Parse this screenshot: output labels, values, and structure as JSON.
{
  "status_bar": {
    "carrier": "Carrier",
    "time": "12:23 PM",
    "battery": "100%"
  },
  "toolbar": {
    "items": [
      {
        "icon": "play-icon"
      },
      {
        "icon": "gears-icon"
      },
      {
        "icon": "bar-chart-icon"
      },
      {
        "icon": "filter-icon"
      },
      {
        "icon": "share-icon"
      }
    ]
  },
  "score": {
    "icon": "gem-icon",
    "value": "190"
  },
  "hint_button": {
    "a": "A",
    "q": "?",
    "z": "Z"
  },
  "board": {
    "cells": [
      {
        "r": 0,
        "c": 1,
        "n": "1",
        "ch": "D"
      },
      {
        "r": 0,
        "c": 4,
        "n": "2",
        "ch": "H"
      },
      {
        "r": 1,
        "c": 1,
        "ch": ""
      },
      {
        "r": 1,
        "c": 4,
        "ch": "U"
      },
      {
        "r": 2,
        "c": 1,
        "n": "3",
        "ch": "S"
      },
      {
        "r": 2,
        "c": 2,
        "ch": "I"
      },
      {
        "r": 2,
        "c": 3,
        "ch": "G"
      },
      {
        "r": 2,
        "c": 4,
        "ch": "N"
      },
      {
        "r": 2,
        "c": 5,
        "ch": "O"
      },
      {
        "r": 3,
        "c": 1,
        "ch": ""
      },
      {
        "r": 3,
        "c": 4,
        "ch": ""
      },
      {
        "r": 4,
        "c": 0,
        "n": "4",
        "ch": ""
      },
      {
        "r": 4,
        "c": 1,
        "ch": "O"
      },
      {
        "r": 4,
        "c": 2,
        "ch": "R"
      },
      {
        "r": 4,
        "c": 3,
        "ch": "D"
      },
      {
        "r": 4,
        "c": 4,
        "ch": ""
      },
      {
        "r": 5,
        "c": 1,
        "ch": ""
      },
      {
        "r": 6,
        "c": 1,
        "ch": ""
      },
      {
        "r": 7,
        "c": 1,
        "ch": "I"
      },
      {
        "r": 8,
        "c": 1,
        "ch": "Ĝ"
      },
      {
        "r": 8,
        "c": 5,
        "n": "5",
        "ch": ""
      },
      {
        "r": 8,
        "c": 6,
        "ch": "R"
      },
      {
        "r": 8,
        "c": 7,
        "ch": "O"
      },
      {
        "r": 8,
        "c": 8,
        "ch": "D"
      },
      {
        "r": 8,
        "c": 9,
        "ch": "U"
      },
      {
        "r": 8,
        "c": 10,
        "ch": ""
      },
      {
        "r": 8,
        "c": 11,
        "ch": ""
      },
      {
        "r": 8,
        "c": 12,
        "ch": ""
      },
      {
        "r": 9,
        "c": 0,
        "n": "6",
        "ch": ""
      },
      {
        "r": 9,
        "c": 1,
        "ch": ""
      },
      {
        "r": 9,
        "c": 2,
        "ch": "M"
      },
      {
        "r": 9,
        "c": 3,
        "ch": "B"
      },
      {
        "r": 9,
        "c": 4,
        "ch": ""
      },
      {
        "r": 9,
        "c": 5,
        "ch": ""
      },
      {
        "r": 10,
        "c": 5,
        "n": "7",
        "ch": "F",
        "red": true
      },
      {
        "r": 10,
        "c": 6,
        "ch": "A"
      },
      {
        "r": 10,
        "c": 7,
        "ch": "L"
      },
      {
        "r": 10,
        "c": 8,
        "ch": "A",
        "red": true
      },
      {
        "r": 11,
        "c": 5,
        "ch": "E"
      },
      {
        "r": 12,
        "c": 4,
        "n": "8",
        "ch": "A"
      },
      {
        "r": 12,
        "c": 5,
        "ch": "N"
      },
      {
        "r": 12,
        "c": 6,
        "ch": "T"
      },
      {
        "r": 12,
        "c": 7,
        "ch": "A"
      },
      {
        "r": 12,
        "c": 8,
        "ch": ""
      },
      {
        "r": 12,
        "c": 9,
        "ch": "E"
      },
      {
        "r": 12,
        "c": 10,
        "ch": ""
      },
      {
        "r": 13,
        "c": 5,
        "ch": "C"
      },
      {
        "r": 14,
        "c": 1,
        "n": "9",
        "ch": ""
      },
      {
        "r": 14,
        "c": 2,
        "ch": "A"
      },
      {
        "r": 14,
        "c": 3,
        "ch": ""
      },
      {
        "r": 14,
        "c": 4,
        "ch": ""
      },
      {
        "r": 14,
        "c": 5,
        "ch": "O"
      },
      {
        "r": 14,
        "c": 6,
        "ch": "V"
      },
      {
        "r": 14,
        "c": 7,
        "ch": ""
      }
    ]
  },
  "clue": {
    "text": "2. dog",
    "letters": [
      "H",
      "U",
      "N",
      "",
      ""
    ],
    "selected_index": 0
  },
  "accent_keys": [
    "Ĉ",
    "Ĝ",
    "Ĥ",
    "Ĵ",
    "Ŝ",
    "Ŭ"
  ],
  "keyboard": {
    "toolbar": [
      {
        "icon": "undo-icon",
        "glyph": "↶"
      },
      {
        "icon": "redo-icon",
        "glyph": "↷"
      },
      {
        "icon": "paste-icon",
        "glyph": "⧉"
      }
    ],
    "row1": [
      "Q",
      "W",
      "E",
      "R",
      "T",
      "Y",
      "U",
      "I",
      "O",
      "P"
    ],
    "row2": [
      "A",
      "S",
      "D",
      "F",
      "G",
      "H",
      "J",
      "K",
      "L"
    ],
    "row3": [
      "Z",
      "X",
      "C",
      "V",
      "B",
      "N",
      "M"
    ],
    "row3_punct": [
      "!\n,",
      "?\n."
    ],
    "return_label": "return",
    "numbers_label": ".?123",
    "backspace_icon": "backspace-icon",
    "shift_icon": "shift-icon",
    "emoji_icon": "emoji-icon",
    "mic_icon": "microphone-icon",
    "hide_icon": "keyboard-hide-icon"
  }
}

...

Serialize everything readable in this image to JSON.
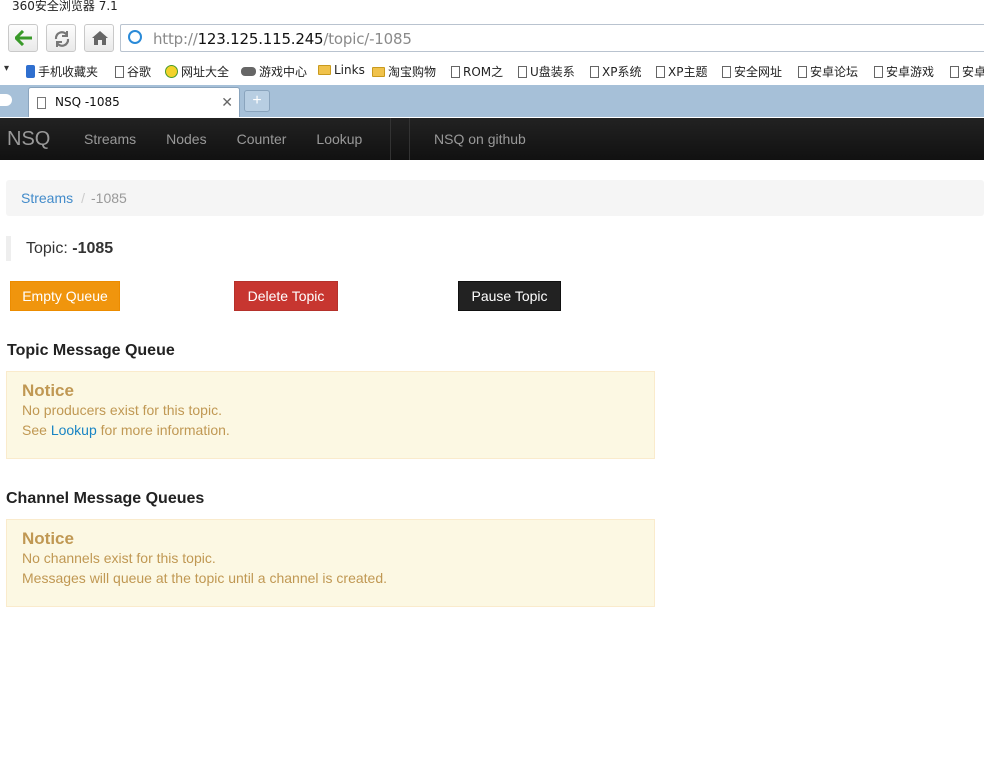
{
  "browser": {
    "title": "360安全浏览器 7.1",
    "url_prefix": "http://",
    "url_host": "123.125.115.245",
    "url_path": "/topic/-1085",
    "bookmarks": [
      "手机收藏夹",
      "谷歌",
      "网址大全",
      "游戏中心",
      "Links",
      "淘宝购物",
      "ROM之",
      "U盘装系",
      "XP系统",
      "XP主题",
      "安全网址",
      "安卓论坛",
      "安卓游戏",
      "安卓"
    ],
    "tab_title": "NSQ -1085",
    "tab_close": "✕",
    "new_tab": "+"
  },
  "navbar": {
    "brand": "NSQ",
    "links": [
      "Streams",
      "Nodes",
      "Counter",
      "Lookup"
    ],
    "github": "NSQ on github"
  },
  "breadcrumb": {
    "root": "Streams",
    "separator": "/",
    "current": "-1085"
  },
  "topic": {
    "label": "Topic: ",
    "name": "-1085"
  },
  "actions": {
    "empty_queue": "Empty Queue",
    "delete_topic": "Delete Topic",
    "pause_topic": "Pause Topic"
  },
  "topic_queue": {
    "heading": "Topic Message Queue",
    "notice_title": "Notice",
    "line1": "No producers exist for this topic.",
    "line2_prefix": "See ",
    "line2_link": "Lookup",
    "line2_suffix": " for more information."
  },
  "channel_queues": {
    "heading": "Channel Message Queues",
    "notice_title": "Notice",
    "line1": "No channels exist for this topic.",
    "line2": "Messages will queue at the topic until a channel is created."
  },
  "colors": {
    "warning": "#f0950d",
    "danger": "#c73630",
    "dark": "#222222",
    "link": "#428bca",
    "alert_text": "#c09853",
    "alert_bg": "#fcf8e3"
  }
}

▶ **DIRECTIONS**: Within the listing, how many lines hold the word "JSON"? Only the number is to be given.

▶ **RESULT BELOW**: 2